§ Task instructions
From the data that follows, copy every line holding the string "Output".
::::
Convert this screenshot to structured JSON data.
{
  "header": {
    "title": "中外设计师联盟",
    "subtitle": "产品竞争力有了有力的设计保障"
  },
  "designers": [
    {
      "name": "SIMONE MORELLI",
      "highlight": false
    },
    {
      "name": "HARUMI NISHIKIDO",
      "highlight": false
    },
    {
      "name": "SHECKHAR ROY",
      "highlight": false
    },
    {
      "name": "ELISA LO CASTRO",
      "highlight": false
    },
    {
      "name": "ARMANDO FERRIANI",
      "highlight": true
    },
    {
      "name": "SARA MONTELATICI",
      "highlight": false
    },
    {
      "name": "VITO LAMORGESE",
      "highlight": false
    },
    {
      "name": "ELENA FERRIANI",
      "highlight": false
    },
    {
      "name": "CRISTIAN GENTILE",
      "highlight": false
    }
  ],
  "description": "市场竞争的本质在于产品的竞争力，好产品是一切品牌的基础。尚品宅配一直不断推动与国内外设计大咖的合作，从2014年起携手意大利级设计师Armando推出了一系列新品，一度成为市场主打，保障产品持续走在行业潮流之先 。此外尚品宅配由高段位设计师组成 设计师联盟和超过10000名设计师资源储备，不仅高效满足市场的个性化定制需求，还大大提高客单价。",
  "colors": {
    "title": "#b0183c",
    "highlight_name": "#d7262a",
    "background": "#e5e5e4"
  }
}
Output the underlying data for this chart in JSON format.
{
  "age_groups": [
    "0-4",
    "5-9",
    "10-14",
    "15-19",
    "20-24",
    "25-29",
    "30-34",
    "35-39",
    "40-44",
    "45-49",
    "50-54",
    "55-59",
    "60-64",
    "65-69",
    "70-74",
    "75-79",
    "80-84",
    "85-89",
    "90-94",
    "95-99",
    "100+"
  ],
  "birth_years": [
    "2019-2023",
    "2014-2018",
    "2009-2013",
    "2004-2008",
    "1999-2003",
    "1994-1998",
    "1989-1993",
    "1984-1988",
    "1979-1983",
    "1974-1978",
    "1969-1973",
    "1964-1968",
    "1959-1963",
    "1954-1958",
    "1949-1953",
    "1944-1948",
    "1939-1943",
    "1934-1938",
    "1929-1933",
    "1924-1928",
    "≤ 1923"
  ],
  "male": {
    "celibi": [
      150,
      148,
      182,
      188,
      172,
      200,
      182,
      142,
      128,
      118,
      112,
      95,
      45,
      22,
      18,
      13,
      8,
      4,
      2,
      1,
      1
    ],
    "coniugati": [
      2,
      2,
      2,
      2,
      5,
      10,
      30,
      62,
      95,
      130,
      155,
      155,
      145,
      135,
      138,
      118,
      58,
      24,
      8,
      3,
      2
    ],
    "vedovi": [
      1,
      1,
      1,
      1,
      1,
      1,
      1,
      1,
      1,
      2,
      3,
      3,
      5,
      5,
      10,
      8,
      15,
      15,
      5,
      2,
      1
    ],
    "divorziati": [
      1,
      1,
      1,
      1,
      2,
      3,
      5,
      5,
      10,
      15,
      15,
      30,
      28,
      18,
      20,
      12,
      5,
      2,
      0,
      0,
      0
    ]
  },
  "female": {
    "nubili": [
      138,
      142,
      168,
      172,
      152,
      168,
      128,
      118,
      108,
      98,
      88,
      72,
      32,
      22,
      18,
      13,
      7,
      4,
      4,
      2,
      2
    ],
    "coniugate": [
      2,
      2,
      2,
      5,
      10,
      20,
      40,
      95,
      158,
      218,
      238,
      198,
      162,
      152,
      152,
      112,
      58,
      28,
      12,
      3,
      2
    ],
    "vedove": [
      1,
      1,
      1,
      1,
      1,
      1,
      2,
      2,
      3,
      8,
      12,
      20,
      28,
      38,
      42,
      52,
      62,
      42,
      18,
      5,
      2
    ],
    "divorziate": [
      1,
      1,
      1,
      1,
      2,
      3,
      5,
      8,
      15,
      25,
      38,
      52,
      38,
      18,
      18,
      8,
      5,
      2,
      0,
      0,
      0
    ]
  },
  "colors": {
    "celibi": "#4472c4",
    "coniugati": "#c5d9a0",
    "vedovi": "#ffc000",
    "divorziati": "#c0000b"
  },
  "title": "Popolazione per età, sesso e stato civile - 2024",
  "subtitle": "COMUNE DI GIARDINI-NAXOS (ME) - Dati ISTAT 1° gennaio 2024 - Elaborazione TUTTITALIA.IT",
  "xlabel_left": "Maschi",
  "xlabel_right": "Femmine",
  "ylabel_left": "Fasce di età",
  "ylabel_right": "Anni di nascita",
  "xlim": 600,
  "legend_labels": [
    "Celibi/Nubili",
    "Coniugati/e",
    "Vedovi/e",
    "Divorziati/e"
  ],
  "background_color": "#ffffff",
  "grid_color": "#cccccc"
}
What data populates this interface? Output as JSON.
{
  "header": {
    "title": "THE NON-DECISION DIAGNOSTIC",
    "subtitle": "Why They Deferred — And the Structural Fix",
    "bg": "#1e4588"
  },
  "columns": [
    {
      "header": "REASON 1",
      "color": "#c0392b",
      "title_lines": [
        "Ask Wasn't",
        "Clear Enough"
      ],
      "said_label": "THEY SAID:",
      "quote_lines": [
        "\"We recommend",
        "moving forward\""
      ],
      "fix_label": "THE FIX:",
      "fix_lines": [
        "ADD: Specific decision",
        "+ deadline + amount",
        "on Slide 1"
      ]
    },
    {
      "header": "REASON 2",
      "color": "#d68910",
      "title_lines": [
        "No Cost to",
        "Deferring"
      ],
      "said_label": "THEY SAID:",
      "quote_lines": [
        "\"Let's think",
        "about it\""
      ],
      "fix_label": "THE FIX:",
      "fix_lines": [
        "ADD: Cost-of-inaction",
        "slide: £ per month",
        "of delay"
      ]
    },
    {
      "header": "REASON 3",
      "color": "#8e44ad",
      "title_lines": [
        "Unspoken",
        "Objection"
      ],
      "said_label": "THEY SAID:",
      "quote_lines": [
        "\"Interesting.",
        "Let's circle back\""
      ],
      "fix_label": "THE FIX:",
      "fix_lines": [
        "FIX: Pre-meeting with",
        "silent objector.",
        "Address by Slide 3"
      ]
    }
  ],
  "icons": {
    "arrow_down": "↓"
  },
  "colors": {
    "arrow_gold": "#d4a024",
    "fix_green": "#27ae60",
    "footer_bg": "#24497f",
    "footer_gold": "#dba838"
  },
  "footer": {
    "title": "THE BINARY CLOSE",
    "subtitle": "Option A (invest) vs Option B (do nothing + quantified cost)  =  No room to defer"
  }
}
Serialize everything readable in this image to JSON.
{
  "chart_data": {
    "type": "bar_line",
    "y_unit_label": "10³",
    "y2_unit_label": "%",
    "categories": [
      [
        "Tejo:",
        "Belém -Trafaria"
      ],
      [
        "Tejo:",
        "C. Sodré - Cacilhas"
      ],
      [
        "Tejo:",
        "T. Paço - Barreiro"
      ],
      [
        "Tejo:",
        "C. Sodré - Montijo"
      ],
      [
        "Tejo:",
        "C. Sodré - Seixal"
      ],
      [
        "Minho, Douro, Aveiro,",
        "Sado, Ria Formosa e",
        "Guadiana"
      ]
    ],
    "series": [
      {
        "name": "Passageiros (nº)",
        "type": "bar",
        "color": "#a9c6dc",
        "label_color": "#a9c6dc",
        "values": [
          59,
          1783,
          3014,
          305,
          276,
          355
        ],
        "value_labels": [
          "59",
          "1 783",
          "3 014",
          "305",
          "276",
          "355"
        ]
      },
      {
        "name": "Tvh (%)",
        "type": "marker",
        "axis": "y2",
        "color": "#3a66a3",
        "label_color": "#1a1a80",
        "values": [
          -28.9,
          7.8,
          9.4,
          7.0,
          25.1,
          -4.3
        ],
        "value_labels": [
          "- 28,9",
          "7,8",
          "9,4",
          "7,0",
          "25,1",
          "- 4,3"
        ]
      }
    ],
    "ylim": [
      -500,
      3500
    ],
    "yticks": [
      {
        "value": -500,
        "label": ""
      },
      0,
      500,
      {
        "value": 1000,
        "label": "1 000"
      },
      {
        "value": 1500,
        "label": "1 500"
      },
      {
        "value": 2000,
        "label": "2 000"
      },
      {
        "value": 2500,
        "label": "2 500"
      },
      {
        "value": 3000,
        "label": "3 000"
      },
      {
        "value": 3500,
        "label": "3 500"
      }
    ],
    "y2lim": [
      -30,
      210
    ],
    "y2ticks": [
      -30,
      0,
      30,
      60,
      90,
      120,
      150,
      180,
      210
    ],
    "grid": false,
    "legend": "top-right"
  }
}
::::
§ Problem solution
Output the underlying data for this chart in JSON format.
What data populates this interface? Output as JSON.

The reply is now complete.